### Problem
Under this task are some entries; return every one of them exactly.

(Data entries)
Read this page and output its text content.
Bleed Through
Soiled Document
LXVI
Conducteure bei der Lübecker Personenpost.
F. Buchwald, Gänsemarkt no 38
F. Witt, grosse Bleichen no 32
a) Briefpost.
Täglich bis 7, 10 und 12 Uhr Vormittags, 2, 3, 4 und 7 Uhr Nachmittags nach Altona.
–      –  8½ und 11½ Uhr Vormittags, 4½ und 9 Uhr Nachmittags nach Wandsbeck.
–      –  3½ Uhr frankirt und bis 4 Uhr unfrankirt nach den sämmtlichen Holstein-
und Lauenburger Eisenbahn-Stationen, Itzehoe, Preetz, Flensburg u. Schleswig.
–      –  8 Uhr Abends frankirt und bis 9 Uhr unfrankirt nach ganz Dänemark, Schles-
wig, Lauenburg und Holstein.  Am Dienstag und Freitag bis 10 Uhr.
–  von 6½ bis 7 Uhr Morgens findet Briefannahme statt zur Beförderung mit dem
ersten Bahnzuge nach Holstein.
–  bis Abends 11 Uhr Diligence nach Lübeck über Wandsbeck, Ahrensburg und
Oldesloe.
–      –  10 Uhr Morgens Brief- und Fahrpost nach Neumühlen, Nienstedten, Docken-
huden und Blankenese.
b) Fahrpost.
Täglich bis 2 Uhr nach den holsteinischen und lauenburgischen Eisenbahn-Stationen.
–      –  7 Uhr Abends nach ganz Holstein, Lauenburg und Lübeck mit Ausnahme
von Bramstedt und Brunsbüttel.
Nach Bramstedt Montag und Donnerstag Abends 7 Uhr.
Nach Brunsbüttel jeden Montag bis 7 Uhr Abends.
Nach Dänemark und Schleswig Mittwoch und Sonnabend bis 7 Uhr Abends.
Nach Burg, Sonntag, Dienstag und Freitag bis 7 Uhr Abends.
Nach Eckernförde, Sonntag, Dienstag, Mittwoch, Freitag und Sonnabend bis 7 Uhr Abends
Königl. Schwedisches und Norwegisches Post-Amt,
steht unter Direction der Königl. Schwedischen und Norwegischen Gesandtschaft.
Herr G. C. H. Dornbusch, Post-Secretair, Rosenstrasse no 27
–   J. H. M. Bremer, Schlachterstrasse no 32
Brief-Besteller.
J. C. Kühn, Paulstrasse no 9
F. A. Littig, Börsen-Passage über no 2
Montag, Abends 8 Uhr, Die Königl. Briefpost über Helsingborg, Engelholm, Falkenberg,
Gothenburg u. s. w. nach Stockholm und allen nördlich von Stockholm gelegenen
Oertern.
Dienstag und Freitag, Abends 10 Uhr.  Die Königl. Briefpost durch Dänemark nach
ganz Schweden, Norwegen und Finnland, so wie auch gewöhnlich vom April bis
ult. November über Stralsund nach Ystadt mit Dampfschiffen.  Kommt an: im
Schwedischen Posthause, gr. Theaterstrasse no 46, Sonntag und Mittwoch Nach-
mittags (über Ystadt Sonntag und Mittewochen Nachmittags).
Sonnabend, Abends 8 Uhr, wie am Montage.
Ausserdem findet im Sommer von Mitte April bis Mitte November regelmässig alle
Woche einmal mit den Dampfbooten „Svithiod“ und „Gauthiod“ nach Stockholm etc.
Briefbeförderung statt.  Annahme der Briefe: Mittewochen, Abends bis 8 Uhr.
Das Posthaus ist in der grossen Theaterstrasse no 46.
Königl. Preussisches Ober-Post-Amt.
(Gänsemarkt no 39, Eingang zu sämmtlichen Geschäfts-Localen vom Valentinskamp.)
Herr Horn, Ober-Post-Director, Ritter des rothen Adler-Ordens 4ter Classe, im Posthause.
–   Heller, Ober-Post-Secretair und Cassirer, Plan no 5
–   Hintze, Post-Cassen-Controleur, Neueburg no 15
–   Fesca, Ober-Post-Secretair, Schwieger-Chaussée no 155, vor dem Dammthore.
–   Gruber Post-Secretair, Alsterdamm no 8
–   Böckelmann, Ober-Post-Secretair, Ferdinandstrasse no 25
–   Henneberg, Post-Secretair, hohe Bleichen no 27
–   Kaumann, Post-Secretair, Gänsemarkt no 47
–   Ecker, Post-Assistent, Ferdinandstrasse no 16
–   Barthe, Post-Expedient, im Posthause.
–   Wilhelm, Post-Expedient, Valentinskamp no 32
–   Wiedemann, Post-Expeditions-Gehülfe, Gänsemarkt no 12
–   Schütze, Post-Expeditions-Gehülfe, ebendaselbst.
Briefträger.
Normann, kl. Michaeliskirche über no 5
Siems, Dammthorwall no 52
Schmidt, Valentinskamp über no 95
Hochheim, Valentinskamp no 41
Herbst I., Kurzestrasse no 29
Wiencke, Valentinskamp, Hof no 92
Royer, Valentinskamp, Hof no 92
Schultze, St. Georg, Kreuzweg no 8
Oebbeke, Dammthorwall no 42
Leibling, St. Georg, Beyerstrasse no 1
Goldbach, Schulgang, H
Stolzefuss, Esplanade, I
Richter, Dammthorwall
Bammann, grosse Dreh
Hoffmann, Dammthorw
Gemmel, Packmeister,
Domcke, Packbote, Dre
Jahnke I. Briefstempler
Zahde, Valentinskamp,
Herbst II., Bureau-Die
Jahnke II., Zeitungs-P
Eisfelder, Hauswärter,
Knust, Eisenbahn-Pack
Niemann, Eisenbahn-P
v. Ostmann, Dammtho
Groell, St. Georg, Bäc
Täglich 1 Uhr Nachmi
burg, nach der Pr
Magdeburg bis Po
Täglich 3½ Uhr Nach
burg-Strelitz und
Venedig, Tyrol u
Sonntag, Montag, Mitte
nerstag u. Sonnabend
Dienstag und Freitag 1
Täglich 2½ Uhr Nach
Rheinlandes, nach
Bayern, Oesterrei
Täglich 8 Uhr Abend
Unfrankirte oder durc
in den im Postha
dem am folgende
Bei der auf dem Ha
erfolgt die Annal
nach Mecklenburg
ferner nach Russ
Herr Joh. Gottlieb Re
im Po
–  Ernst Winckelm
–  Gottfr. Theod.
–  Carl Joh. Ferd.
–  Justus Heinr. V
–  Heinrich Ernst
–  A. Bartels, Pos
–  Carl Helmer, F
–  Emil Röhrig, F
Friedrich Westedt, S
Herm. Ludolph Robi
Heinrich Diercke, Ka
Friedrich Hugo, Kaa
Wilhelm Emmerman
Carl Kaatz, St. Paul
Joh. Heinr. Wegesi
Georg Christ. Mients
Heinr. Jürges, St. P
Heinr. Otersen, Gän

### Result for this exercise
Read this page and output its text content.
Bleed Through
Soiled Document
LXVI
Conducteure bei der Lübecker Personenpost.
F. Buchwald, Gänsemarkt no 38
F. Witt, grosse Bleichen no 32
a) Briefpost.
Täglich bis 7, 10 und 12 Uhr Vormittags, 2, 3, 4 und 7 Uhr Nachmittags nach Altona.
–      –  8½ und 11½ Uhr Vormittags, 4½ und 9 Uhr Nachmittags nach Wandsbeck.
–      –  3½ Uhr frankirt und bis 4 Uhr unfrankirt nach den sämmtlichen Holstein-
und Lauenburger Eisenbahn-Stationen, Itzehoe, Preetz, Flensburg u. Schleswig.
–      –  8 Uhr Abends frankirt und bis 9 Uhr unfrankirt nach ganz Dänemark, Schles-
wig, Lauenburg und Holstein.  Am Dienstag und Freitag bis 10 Uhr.
–  von 6½ bis 7 Uhr Morgens findet Briefannahme statt zur Beförderung mit dem
ersten Bahnzuge nach Holstein.
–  bis Abends 11 Uhr Diligence nach Lübeck über Wandsbeck, Ahrensburg und
Oldesloe.
–      –  10 Uhr Morgens Brief- und Fahrpost nach Neumühlen, Nienstedten, Docken-
huden und Blankenese.
b) Fahrpost.
Täglich bis 2 Uhr nach den holsteinischen und lauenburgischen Eisenbahn-Stationen.
–      –  7 Uhr Abends nach ganz Holstein, Lauenburg und Lübeck mit Ausnahme
von Bramstedt und Brunsbüttel.
Nach Bramstedt Montag und Donnerstag Abends 7 Uhr.
Nach Brunsbüttel jeden Montag bis 7 Uhr Abends.
Nach Dänemark und Schleswig Mittwoch und Sonnabend bis 7 Uhr Abends.
Nach Burg, Sonntag, Dienstag und Freitag bis 7 Uhr Abends.
Nach Eckernförde, Sonntag, Dienstag, Mittwoch, Freitag und Sonnabend bis 7 Uhr Abends
Königl. Schwedisches und Norwegisches Post-Amt,
steht unter Direction der Königl. Schwedischen und Norwegischen Gesandtschaft.
Herr G. C. H. Dornbusch, Post-Secretair, Rosenstrasse no 27
–   J. H. M. Bremer, Schlachterstrasse no 32
Brief-Besteller.
J. C. Kühn, Paulstrasse no 9
F. A. Littig, Börsen-Passage über no 2
Montag, Abends 8 Uhr, Die Königl. Briefpost über Helsingborg, Engelholm, Falkenberg,
Gothenburg u. s. w. nach Stockholm und allen nördlich von Stockholm gelegenen
Oertern.
Dienstag und Freitag, Abends 10 Uhr.  Die Königl. Briefpost durch Dänemark nach
ganz Schweden, Norwegen und Finnland, so wie auch gewöhnlich vom April bis
ult. November über Stralsund nach Ystadt mit Dampfschiffen.  Kommt an: im
Schwedischen Posthause, gr. Theaterstrasse no 46, Sonntag und Mittwoch Nach-
mittags (über Ystadt Sonntag und Mittewochen Nachmittags).
Sonnabend, Abends 8 Uhr, wie am Montage.
Ausserdem findet im Sommer von Mitte April bis Mitte November regelmässig alle
Woche einmal mit den Dampfbooten „Svithiod“ und „Gauthiod“ nach Stockholm etc.
Briefbeförderung statt.  Annahme der Briefe: Mittewochen, Abends bis 8 Uhr.
Das Posthaus ist in der grossen Theaterstrasse no 46.
Königl. Preussisches Ober-Post-Amt.
(Gänsemarkt no 39, Eingang zu sämmtlichen Geschäfts-Localen vom Valentinskamp.)
Herr Horn, Ober-Post-Director, Ritter des rothen Adler-Ordens 4ter Classe, im Posthause.
–   Heller, Ober-Post-Secretair und Cassirer, Plan no 5
–   Hintze, Post-Cassen-Controleur, Neueburg no 15
–   Fesca, Ober-Post-Secretair, Schwieger-Chaussée no 155, vor dem Dammthore.
–   Gruber Post-Secretair, Alsterdamm no 8
–   Böckelmann, Ober-Post-Secretair, Ferdinandstrasse no 25
–   Henneberg, Post-Secretair, hohe Bleichen no 27
–   Kaumann, Post-Secretair, Gänsemarkt no 47
–   Ecker, Post-Assistent, Ferdinandstrasse no 16
–   Barthe, Post-Expedient, im Posthause.
–   Wilhelm, Post-Expedient, Valentinskamp no 32
–   Wiedemann, Post-Expeditions-Gehülfe, Gänsemarkt no 12
–   Schütze, Post-Expeditions-Gehülfe, ebendaselbst.
Briefträger.
Normann, kl. Michaeliskirche über no 5
Siems, Dammthorwall no 52
Schmidt, Valentinskamp über no 95
Hochheim, Valentinskamp no 41
Herbst I., Kurzestrasse no 29
Wiencke, Valentinskamp, Hof no 92
Royer, Valentinskamp, Hof no 92
Schultze, St. Georg, Kreuzweg no 8
Oebbeke, Dammthorwall no 42
Leibling, St. Georg, Beyerstrasse no 1
Goldbach, Schulgang, H
Stolzefuss, Esplanade, I
Richter, Dammthorwall
Bammann, grosse Dreh
Hoffmann, Dammthorw
Gemmel, Packmeister,
Domcke, Packbote, Dre
Jahnke I. Briefstempler
Zahde, Valentinskamp,
Herbst II., Bureau-Die
Jahnke II., Zeitungs-P
Eisfelder, Hauswärter,
Knust, Eisenbahn-Pack
Niemann, Eisenbahn-P
v. Ostmann, Dammtho
Groell, St. Georg, Bäc
Täglich 1 Uhr Nachmi
burg, nach der Pr
Magdeburg bis Po
Täglich 3½ Uhr Nach
burg-Strelitz und
Venedig, Tyrol u
Sonntag, Montag, Mitte
nerstag u. Sonnabend
Dienstag und Freitag 1
Täglich 2½ Uhr Nach
Rheinlandes, nach
Bayern, Oesterrei
Täglich 8 Uhr Abend
Unfrankirte oder durc
in den im Postha
dem am folgende
Bei der auf dem Ha
erfolgt die Annal
nach Mecklenburg
ferner nach Russ
Herr Joh. Gottlieb Re
im Po
–  Ernst Winckelm
–  Gottfr. Theod.
–  Carl Joh. Ferd.
–  Justus Heinr. V
–  Heinrich Ernst
–  A. Bartels, Pos
–  Carl Helmer, F
–  Emil Röhrig, F
Friedrich Westedt, S
Herm. Ludolph Robi
Heinrich Diercke, Ka
Friedrich Hugo, Kaa
Wilhelm Emmerman
Carl Kaatz, St. Paul
Joh. Heinr. Wegesi
Georg Christ. Mients
Heinr. Jürges, St. P
Heinr. Otersen, Gän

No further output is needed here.